### Gegeven tekst:

Regenwater

Hoera, het regent! Half april begon ik me al weer zorgen te maken… zouden we weer een te droog groeiseizoen krijgen? Maar gelukkig – de afgelopen weken kwam het met bakken uit de hemel. En van het dak.

Het water van ons dak wordt nog steeds door middel van geïmproviseerde oude dakgoten (die bij elke windvlaag loswaaien) enigszins van het huis weggeleid. Waarbij een deel wordt opgevangen in IBC-containers, die niet alleen verschrikkelijk lelijk zijn maar na drie stevige regenbuien boordevol zitten (het is nu eenmaal een nogal groot dak…) en overlopen, zodat het pad in een modderpoel verandert. Hoog tijd voor een beter systeem.

Het mooist is natuurlijk om het water op te vangen zodat je het in droge tijden in de moestuin kunt gebruiken. Met ons dak en onze moestuin heb je dan wel een serieuze hoeveelheid opslag nodig. Een paar IBC-containers stelt niets voor, daar zijn we in no time doorheen. Een container van tienduizend liter komt al meer in de buurt. Bovengronds is dat een lelijk gevaarte. En een ondergrondse tank is peperduur (als je ‘m al hier krijgt).

### Opdracht A:
Wat gebeurt er volgens de tekst over regenwater met het pad als de IBC-containers overlopen?
### Opdracht B:
Ga verder met de tekst over regenwater, aansluitend op de laatste zin.
De rijen hieronder staan los van de tekst over regenwater.

### Aangeleverde rijen:
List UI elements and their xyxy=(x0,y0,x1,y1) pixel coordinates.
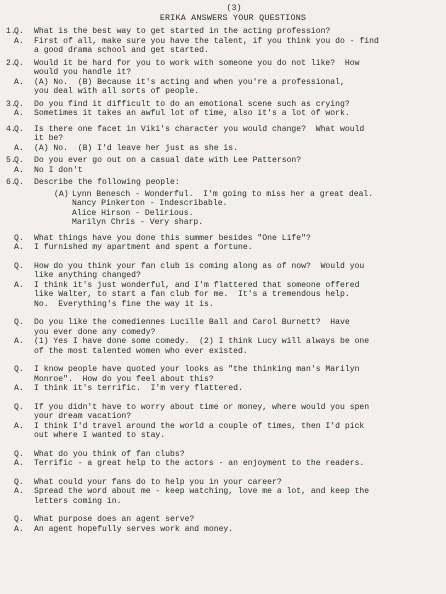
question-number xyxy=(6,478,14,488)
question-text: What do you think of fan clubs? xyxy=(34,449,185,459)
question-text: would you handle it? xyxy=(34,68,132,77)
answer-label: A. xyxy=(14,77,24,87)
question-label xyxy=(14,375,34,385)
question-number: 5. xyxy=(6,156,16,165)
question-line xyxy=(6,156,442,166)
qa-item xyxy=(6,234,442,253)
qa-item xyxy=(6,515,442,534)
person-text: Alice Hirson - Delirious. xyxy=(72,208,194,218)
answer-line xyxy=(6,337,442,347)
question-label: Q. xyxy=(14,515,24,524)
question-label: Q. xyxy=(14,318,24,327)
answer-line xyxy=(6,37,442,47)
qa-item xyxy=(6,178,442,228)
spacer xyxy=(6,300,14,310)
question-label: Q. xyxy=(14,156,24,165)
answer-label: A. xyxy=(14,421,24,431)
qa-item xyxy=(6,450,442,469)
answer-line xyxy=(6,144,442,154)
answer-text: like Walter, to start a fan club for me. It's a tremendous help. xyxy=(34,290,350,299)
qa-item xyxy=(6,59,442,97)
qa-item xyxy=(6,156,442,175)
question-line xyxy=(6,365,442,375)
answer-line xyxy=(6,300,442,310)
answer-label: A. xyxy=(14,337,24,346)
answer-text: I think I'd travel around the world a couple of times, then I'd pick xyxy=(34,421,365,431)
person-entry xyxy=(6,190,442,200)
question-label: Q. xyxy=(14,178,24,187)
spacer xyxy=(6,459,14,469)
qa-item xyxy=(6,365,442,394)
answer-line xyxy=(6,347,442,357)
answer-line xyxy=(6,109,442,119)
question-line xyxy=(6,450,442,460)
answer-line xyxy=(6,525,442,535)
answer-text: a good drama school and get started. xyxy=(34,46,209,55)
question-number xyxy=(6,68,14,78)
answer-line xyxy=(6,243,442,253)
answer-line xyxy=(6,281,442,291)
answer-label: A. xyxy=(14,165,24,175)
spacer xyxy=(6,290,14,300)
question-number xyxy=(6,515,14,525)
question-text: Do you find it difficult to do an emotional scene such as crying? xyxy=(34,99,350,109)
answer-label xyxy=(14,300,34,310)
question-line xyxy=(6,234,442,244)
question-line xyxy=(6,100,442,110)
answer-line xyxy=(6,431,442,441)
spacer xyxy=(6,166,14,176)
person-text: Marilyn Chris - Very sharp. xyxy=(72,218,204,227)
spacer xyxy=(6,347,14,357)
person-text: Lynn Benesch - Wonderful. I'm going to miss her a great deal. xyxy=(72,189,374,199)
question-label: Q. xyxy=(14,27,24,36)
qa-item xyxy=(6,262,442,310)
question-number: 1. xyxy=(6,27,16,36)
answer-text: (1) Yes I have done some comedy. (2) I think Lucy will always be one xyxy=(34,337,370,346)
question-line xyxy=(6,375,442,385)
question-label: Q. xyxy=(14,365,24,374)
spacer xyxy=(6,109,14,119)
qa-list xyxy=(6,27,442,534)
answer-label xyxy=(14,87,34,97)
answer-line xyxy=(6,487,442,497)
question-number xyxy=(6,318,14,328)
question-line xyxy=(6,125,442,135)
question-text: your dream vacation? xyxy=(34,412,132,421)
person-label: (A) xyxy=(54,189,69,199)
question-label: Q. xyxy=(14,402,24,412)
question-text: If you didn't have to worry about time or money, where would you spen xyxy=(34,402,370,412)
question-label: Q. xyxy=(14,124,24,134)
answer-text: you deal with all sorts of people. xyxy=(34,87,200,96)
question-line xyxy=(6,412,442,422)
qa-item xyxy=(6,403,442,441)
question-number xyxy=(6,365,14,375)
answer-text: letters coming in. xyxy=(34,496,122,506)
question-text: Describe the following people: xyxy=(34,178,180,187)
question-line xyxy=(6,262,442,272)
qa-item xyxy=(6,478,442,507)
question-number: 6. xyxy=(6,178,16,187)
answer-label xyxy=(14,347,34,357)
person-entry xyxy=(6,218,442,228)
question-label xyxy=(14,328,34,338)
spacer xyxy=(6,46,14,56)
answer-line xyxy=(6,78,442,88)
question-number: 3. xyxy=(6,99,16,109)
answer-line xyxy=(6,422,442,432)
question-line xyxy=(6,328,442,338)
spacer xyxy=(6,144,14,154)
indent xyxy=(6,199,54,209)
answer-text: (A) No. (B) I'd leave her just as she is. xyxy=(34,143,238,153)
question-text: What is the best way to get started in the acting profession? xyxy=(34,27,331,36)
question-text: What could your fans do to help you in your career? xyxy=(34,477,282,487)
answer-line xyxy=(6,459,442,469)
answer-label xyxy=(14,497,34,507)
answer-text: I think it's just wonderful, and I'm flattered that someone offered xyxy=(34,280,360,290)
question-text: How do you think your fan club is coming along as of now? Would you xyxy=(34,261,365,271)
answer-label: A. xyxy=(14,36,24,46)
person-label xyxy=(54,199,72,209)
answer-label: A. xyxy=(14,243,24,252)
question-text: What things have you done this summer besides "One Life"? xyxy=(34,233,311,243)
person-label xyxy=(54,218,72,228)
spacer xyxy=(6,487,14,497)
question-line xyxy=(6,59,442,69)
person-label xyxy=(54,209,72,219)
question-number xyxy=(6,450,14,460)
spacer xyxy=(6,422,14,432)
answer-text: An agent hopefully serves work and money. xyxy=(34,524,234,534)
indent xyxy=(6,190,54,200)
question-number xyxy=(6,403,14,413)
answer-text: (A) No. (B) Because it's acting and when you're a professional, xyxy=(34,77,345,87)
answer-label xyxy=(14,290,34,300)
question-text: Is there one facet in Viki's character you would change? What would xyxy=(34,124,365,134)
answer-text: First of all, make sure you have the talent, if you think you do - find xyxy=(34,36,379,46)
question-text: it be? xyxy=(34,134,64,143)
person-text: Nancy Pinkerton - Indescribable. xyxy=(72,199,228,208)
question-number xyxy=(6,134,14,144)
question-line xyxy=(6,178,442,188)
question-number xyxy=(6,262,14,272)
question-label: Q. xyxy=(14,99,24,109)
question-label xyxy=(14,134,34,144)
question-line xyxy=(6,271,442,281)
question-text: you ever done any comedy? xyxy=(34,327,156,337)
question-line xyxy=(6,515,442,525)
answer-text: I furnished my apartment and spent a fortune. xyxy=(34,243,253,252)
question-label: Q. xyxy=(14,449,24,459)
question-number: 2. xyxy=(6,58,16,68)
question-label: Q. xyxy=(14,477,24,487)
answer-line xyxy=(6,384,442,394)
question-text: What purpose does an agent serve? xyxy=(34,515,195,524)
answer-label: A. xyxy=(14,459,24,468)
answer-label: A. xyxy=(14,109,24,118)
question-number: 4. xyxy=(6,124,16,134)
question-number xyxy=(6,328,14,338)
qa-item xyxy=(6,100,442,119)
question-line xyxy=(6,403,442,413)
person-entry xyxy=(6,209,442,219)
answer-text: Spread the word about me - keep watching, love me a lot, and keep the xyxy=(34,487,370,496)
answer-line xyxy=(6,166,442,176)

### Verwacht antwoord A:
Het pad verandert in een modderpoel.

### Verwacht antwoord B:
Bovendien, met de huidige lange droogteperioden is zelfs tienduizend liter niet toereikend. Daarom hebben we al in 2018 een bron laten slaan. Feitelijk gebruik je dan de grond als waterreservoir. (Zolang je niets afvoert via het riool, maar dat doen we ook niet want we hebben geen riool.) “The cheapest way to store water is in the soil” zeggen ze in het Engels.

Alleen is het water uit die bron nogal zanderig en rijk aan ijzer. Door het zand hebben we intussen al vier zwenksproeiers versleten. En het ijzer maakt niet alleen hekjes en paden bruin, maar zorgt ook dat de planten de voedingsstoffen niet goed kunnen opnemen. Dus dan kan je wel water geven, ze groeien alsnog niet.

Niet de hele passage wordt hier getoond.